Recorded data -
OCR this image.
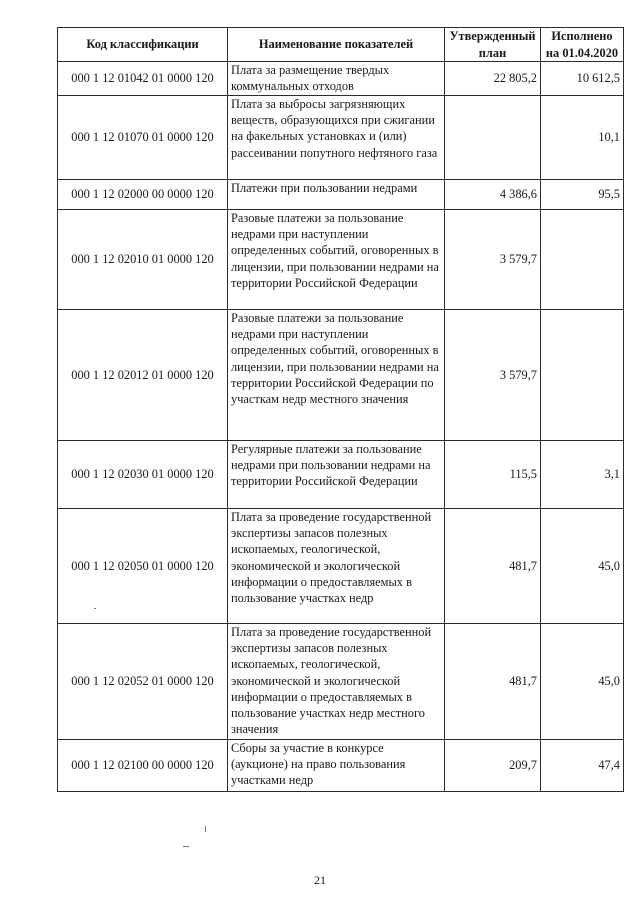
Код классификации	Наименование показателей	Утвержденный план	Исполнено на 01.04.2020
000 1 12 01042 01 0000 120	Плата за размещение твердых коммунальных отходов	22 805,2	10 612,5
000 1 12 01070 01 0000 120	Плата за выбросы загрязняющих веществ, образующихся при сжигании на факельных установках и (или) рассеивании попутного нефтяного газа		10,1
000 1 12 02000 00 0000 120	Платежи при пользовании недрами	4 386,6	95,5
000 1 12 02010 01 0000 120	Разовые платежи за пользование недрами при наступлении определенных событий, оговоренных в лицензии, при пользовании недрами на территории Российской Федерации	3 579,7	
000 1 12 02012 01 0000 120	Разовые платежи за пользование недрами при наступлении определенных событий, оговоренных в лицензии, при пользовании недрами на территории Российской Федерации по участкам недр местного значения	3 579,7	
000 1 12 02030 01 0000 120	Регулярные платежи за пользование недрами при пользовании недрами на территории Российской Федерации	115,5	3,1
000 1 12 02050 01 0000 120	Плата за проведение государственной экспертизы запасов полезных ископаемых, геологической, экономической и экологической информации о предоставляемых в пользование участках недр	481,7	45,0
000 1 12 02052 01 0000 120	Плата за проведение государственной экспертизы запасов полезных ископаемых, геологической, экономической и экологической информации о предоставляемых в пользование участках недр местного значения	481,7	45,0
000 1 12 02100 00 0000 120	Сборы за участие в конкурсе (аукционе) на право пользования участками недр	209,7	47,4
21
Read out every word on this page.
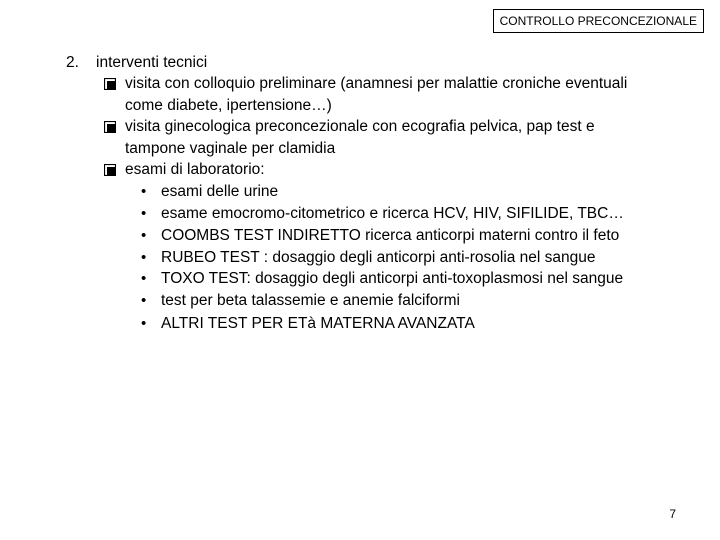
CONTROLLO PRECONCEZIONALE
2. interventi tecnici
visita con colloquio preliminare (anamnesi per malattie croniche eventuali
come diabete, ipertensione…)
visita ginecologica preconcezionale con ecografia pelvica, pap test e
tampone vaginale per clamidia
esami di laboratorio:
• esami delle urine
• esame emocromo-citometrico e ricerca HCV, HIV, SIFILIDE, TBC…
• COOMBS TEST INDIRETTO ricerca anticorpi materni contro il feto
• RUBEO TEST : dosaggio degli anticorpi anti-rosolia nel sangue
• TOXO TEST: dosaggio degli anticorpi anti-toxoplasmosi nel sangue
• test per beta talassemie e anemie falciformi
• ALTRI TEST PER ETà MATERNA AVANZATA
7
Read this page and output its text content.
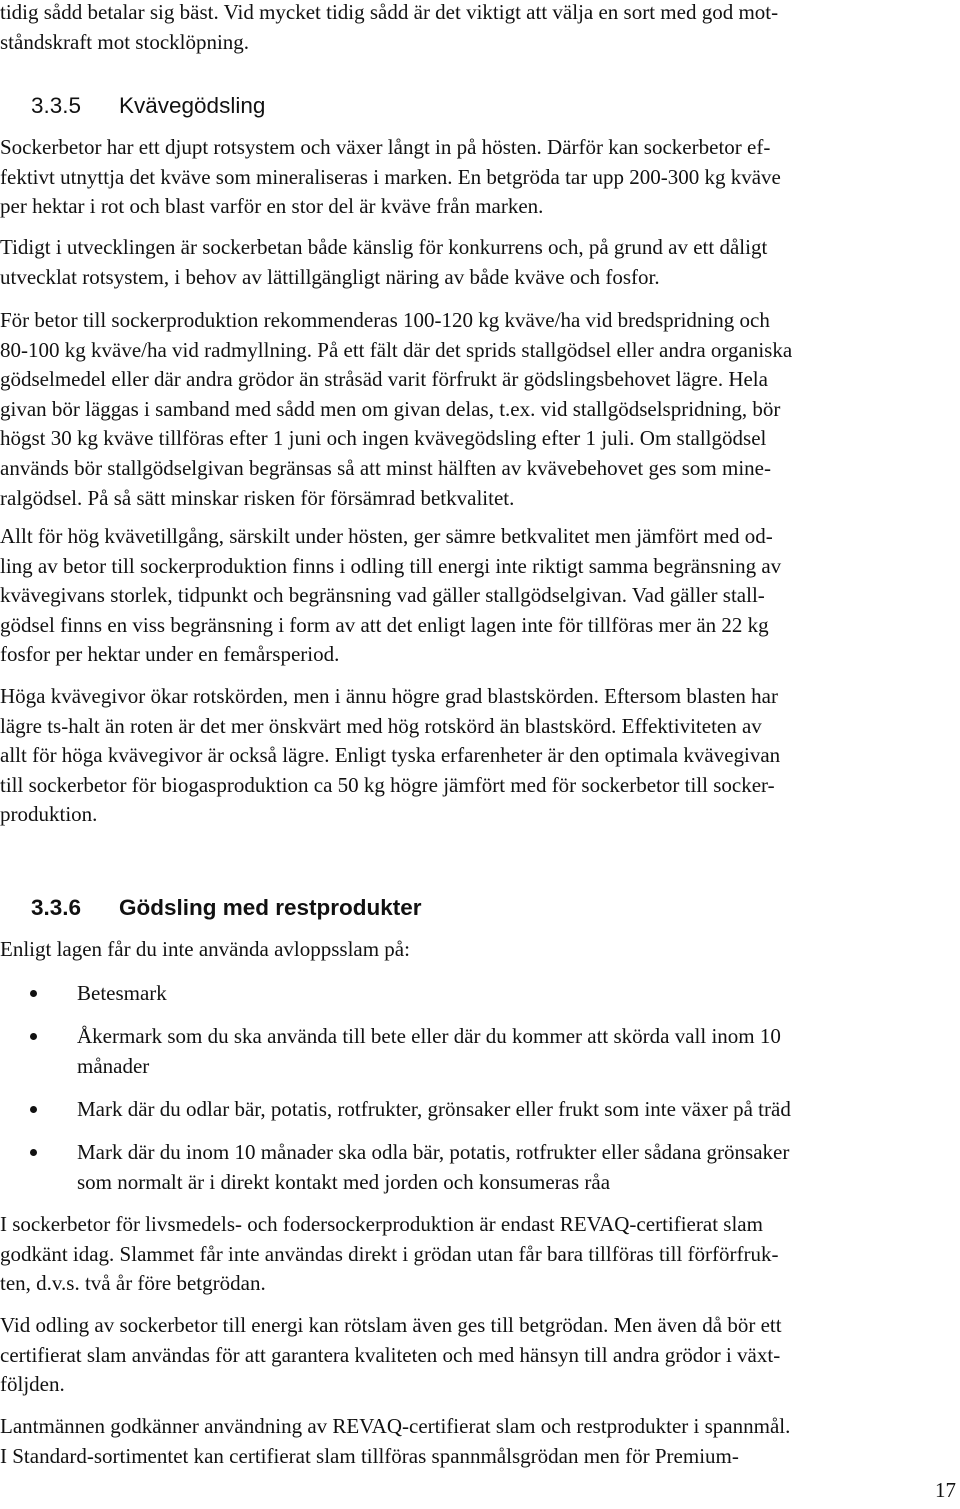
tidig sådd betalar sig bäst. Vid mycket tidig sådd är det viktigt att välja en sort med god mot-
ståndskraft mot stocklöpning.
3.3.5 Kvävegödsling
Sockerbetor har ett djupt rotsystem och växer långt in på hösten. Därför kan sockerbetor ef-
fektivt utnyttja det kväve som mineraliseras i marken. En betgröda tar upp 200-300 kg kväve
per hektar i rot och blast varför en stor del är kväve från marken.
Tidigt i utvecklingen är sockerbetan både känslig för konkurrens och, på grund av ett dåligt
utvecklat rotsystem, i behov av lättillgängligt näring av både kväve och fosfor.
För betor till sockerproduktion rekommenderas 100-120 kg kväve/ha vid bredspridning och
80-100 kg kväve/ha vid radmyllning. På ett fält där det sprids stallgödsel eller andra organiska
gödselmedel eller där andra grödor än stråsäd varit förfrukt är gödslingsbehovet lägre. Hela
givan bör läggas i samband med sådd men om givan delas, t.ex. vid stallgödselspridning, bör
högst 30 kg kväve tillföras efter 1 juni och ingen kvävegödsling efter 1 juli. Om stallgödsel
används bör stallgödselgivan begränsas så att minst hälften av kvävebehovet ges som mine-
ralgödsel. På så sätt minskar risken för försämrad betkvalitet.
Allt för hög kvävetillgång, särskilt under hösten, ger sämre betkvalitet men jämfört med od-
ling av betor till sockerproduktion finns i odling till energi inte riktigt samma begränsning av
kvävegivans storlek, tidpunkt och begränsning vad gäller stallgödselgivan. Vad gäller stall-
gödsel finns en viss begränsning i form av att det enligt lagen inte för tillföras mer än 22 kg
fosfor per hektar under en femårsperiod.
Höga kvävegivor ökar rotskörden, men i ännu högre grad blastskörden. Eftersom blasten har
lägre ts-halt än roten är det mer önskvärt med hög rotskörd än blastskörd. Effektiviteten av
allt för höga kvävegivor är också lägre. Enligt tyska erfarenheter är den optimala kvävegivan
till sockerbetor för biogasproduktion ca 50 kg högre jämfört med för sockerbetor till socker-
produktion.
3.3.6 Gödsling med restprodukter
Enligt lagen får du inte använda avloppsslam på:
Betesmark
Åkermark som du ska använda till bete eller där du kommer att skörda vall inom 10
månader
Mark där du odlar bär, potatis, rotfrukter, grönsaker eller frukt som inte växer på träd
Mark där du inom 10 månader ska odla bär, potatis, rotfrukter eller sådana grönsaker
som normalt är i direkt kontakt med jorden och konsumeras råa
I sockerbetor för livsmedels- och fodersockerproduktion är endast REVAQ-certifierat slam
godkänt idag. Slammet får inte användas direkt i grödan utan får bara tillföras till förförfruk-
ten, d.v.s. två år före betgrödan.
Vid odling av sockerbetor till energi kan rötslam även ges till betgrödan. Men även då bör ett
certifierat slam användas för att garantera kvaliteten och med hänsyn till andra grödor i växt-
följden.
Lantmännen godkänner användning av REVAQ-certifierat slam och restprodukter i spannmål.
I Standard-sortimentet kan certifierat slam tillföras spannmålsgrödan men för Premium-
17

STATED GOAL - Find every line in the entries that includes the word "запасов", then state how many there are and nothing else.

THE ANSWER - 2